→ **Required action**
Scan the records below. Copy every line in which the word "ФГБУ" appears.

→ **Data records**
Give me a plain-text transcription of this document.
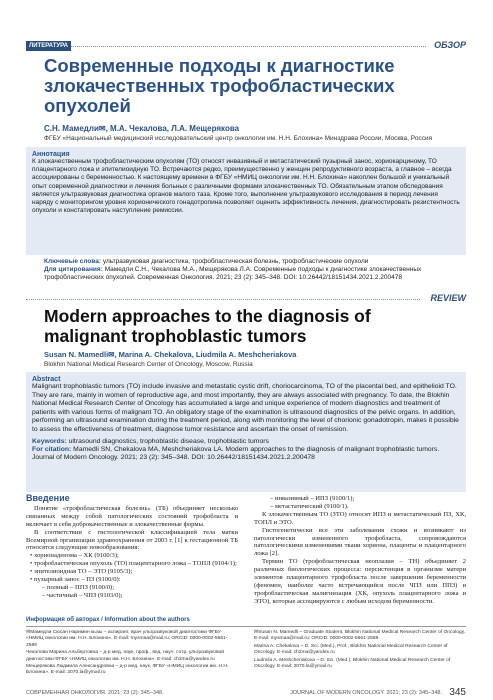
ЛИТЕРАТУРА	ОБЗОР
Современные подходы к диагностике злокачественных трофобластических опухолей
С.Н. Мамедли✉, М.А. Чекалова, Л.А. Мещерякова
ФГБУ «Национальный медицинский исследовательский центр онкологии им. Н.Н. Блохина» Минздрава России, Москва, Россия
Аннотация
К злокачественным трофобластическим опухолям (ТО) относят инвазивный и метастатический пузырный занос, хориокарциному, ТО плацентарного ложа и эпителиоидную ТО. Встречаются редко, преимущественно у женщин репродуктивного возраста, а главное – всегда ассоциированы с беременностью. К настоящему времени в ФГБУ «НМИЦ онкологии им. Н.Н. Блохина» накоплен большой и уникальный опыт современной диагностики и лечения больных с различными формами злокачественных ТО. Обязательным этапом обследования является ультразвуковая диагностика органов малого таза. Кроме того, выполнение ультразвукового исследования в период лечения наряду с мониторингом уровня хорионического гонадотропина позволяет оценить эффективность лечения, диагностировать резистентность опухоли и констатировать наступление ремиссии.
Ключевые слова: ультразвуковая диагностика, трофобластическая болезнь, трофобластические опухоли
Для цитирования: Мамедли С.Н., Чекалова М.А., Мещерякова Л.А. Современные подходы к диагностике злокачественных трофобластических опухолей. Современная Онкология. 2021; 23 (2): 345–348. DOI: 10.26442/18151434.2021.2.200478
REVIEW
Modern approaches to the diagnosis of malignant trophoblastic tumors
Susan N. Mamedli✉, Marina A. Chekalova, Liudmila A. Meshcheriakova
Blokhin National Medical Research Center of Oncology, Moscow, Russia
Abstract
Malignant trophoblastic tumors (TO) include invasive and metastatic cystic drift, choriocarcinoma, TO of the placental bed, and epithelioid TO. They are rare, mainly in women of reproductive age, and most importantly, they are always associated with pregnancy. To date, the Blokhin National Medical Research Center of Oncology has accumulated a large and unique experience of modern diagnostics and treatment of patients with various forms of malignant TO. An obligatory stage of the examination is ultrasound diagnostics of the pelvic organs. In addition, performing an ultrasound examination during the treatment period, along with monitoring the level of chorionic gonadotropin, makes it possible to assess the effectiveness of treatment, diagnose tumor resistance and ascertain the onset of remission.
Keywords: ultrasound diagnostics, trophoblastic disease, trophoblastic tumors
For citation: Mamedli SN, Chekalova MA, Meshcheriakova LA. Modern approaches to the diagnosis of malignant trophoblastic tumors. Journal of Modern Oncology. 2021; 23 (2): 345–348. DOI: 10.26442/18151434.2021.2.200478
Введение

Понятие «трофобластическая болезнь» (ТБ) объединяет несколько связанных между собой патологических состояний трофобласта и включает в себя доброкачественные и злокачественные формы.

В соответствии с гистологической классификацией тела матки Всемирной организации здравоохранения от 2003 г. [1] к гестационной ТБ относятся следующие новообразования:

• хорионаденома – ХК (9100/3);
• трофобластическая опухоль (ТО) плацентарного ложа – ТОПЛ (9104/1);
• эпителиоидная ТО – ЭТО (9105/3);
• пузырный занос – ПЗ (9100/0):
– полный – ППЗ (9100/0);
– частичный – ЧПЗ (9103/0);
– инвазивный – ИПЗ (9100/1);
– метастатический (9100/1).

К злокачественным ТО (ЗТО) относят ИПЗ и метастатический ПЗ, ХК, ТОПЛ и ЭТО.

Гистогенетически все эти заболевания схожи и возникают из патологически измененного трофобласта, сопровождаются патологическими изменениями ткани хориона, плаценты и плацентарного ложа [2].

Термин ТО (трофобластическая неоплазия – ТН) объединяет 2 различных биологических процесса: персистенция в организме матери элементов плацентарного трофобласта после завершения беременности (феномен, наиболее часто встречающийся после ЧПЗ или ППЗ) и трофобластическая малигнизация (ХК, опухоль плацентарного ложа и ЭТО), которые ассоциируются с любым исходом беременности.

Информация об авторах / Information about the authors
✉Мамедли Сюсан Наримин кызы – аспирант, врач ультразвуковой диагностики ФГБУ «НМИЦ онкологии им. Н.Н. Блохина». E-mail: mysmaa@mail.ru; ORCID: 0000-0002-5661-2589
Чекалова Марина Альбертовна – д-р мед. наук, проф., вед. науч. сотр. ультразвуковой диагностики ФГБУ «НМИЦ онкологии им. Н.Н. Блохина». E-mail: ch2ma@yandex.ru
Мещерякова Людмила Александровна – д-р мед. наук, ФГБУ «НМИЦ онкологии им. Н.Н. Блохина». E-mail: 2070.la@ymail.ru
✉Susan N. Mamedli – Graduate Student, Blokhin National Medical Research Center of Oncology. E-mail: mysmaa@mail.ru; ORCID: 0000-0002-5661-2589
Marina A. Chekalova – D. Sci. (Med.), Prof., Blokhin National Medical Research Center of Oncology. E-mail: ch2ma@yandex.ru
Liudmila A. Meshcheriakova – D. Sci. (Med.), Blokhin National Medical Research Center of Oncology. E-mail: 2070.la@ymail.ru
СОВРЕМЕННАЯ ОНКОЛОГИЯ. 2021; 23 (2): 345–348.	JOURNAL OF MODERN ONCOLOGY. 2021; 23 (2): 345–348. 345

→ **Solution**
ФГБУ «Национальный медицинский исследовательский центр онкологии им. Н.Н. Блохина» Минздрава России, Москва, Россия
К злокачественным трофобластическим опухолям (ТО) относят инвазивный и метастатический пузырный занос, хориокарциному, ТО плацентарного ложа и эпителиоидную ТО. Встречаются редко, преимущественно у женщин репродуктивного возраста, а главное – всегда ассоциированы с беременностью. К настоящему времени в ФГБУ «НМИЦ онкологии им. Н.Н. Блохина» накоплен большой и уникальный опыт современной диагностики и лечения больных с различными формами злокачественных ТО. Обязательным этапом обследования является ультразвуковая диагностика органов малого таза. Кроме того, выполнение ультразвукового исследования в период лечения наряду с мониторингом уровня хорионического гонадотропина позволяет оценить эффективность лечения, диагностировать резистентность опухоли и констатировать наступление ремиссии.
✉Мамедли Сюсан Наримин кызы – аспирант, врач ультразвуковой диагностики ФГБУ «НМИЦ онкологии им. Н.Н. Блохина». E-mail: mysmaa@mail.ru; ORCID: 0000-0002-5661-2589
Чекалова Марина Альбертовна – д-р мед. наук, проф., вед. науч. сотр. ультразвуковой диагностики ФГБУ «НМИЦ онкологии им. Н.Н. Блохина». E-mail: ch2ma@yandex.ru
Мещерякова Людмила Александровна – д-р мед. наук, ФГБУ «НМИЦ онкологии им. Н.Н. Блохина». E-mail: 2070.la@ymail.ru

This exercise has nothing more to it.